**TAREFAS A REALIZAR**.
**A)** Cite literalmente o trecho do texto sobre a capacidade de carga do Planeta que começa em "Mas o mais grave" e segue até "aconteceu na prática.".
**B)** De acordo com o texto sobre a capacidade de carga do Planeta, quantos habitantes tinha a população mundial em 1900?

**TRECHO DO TEXTO**.
┌──
A humanidade ultrapassou a capacidade de carga do Planeta
*José Eustáquio Diniz Alves
A principal característica do século XX foi a exploração desenfreada da natureza. A população mundial passou de 1,65 bilhão de habitantes em 1900, para 6 bilhões em 2000, um aumento de quase 4 vezes. Mas o crescimento da economia ocorreu em ritmo bem mais elevado. A emissão de gases de efeito estufa atingiu níveis alarmantes e a concentração de CO2 na atmosfera é a maior em milhões de anos. O consumo per capita de energia aumentou quase 4 vezes, como mostram os gráficos acima (Heinberg, 2016).
Mas o mais grave é que a destruição da natureza continua em ritmo assustador no século XXI. A promessa do desenvolvimento sustentável e da economia verde tem se mostrado uma ilusão. A desmaterialização e a descarbonização da economia – promessa da 4ª Revolução Industrial, baseada na Internet, celulares, impressoras 3D, etc. – não aconteceu na prática.
A extração global de recursos naturais foi elevada entre 1970 e 2010, sendo que o ritmo se acelerou nos anos 2000. Como mostra o "Paradoxo de Jevons", a maior eficiência energética e a menor intensidade de uso de materiais não elimina o fato da demanda agregada aumentar o uso global dos recursos naturais.
└──
**EXTRATO DE DADOS**.
┌──
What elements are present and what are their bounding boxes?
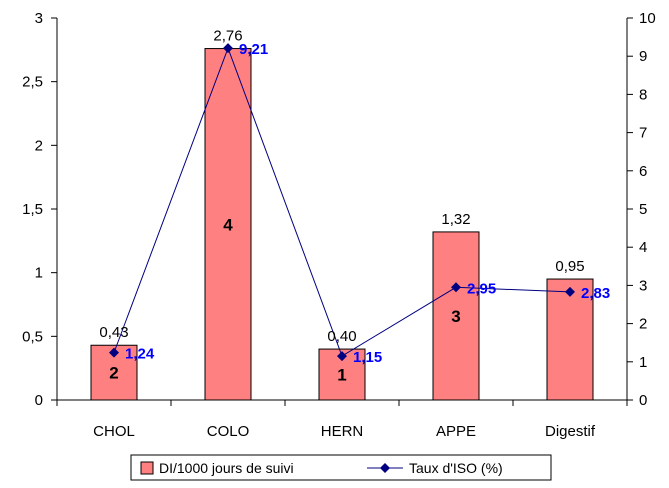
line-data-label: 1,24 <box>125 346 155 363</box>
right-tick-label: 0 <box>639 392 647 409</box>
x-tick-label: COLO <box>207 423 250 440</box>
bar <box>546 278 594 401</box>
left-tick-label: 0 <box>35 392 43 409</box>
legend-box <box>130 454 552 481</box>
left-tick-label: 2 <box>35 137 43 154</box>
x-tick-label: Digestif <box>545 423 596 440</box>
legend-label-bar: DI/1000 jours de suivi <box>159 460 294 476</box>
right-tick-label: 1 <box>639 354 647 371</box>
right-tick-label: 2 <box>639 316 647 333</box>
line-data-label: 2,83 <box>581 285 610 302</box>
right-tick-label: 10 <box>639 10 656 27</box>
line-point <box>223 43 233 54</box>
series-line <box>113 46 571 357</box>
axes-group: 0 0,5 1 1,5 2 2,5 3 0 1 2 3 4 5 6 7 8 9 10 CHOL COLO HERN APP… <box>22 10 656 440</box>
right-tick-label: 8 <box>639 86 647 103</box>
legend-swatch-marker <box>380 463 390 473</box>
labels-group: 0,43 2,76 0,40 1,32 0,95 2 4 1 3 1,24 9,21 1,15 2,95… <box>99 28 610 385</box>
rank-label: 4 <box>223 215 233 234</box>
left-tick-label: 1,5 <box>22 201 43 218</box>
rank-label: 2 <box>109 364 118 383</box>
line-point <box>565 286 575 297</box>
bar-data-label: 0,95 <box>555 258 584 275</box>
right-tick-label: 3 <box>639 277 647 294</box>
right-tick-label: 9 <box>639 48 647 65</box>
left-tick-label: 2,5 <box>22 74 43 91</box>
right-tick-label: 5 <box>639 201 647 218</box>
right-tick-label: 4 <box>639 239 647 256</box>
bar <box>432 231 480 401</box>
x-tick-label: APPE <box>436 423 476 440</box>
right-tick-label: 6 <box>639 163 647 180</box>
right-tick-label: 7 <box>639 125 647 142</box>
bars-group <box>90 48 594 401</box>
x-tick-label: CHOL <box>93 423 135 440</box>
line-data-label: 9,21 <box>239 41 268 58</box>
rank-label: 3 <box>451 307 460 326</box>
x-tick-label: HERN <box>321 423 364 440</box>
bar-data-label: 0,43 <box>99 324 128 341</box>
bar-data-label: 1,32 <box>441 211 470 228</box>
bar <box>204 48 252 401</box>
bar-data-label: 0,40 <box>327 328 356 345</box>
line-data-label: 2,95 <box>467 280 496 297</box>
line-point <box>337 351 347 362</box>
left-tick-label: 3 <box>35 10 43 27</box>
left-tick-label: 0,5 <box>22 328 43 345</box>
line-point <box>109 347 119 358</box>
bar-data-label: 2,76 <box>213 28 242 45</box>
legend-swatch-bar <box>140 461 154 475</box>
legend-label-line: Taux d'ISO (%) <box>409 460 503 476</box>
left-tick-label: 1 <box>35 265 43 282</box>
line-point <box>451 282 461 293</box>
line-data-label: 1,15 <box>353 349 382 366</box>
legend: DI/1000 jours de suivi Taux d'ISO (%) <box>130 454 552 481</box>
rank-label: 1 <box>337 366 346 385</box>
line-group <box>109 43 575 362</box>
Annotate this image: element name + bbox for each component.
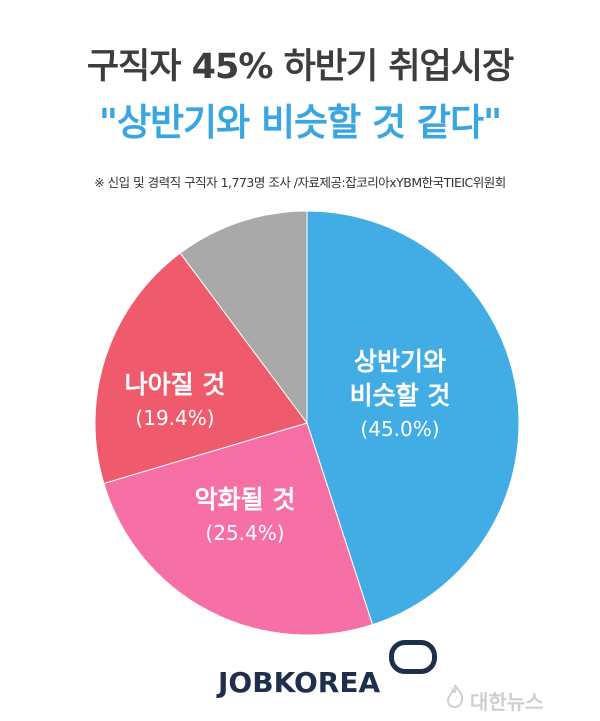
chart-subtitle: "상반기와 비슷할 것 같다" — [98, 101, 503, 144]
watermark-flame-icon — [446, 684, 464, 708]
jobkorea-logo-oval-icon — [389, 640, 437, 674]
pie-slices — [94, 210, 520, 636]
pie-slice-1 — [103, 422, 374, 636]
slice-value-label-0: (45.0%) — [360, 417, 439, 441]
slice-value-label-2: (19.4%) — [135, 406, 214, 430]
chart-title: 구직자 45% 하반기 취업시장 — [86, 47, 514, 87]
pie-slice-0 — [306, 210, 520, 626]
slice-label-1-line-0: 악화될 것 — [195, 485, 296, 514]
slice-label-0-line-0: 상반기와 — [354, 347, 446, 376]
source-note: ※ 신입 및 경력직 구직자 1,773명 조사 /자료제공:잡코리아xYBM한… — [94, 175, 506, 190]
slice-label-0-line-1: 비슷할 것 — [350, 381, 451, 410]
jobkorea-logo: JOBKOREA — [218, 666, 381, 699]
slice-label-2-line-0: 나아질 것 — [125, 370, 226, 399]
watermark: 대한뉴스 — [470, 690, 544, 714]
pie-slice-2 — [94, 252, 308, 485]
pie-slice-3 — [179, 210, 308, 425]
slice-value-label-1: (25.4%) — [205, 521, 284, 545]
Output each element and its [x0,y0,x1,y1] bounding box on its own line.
└──
┌──
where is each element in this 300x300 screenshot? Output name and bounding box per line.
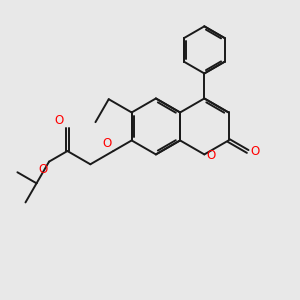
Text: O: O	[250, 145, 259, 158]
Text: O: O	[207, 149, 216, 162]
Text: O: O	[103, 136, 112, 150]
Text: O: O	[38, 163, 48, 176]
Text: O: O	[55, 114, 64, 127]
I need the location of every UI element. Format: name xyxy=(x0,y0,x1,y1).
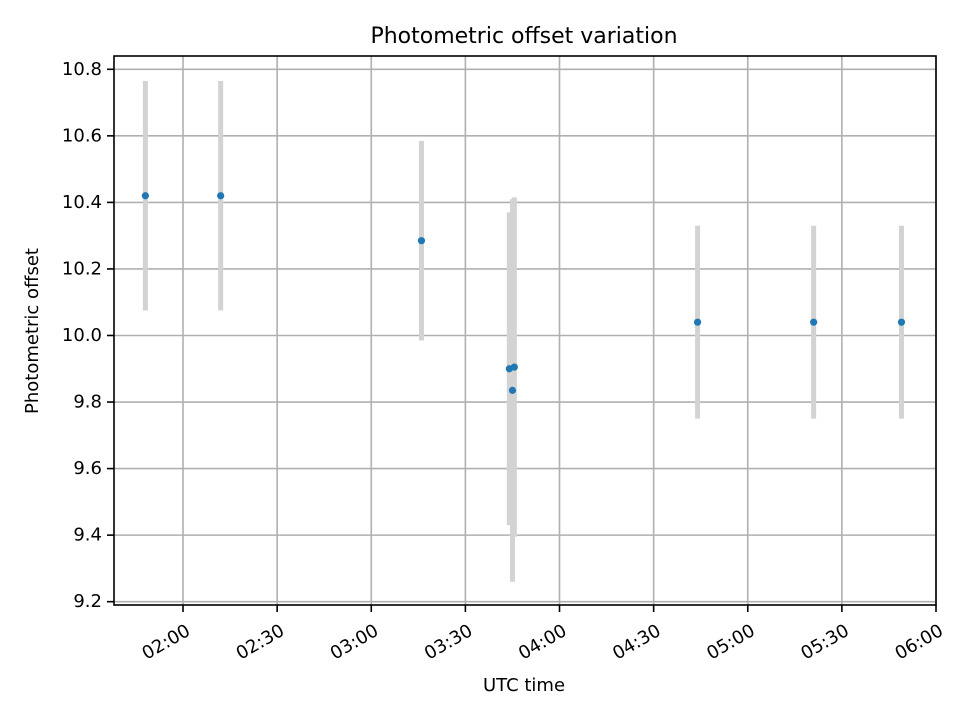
└──
**CONJUNTO DE RESPOSTAS**.
**A)**
Mas o mais grave é que a destruição da natureza continua em ritmo assustador no século XXI. A promessa do desenvolvimento sustentável e da economia verde tem se mostrado uma ilusão. A desmaterialização e a descarbonização da economia – promessa da 4ª Revolução Industrial, baseada na Internet, celulares, impressoras 3D, etc. – não aconteceu na prática.

**B)** 1,65 bilhão de habitantes.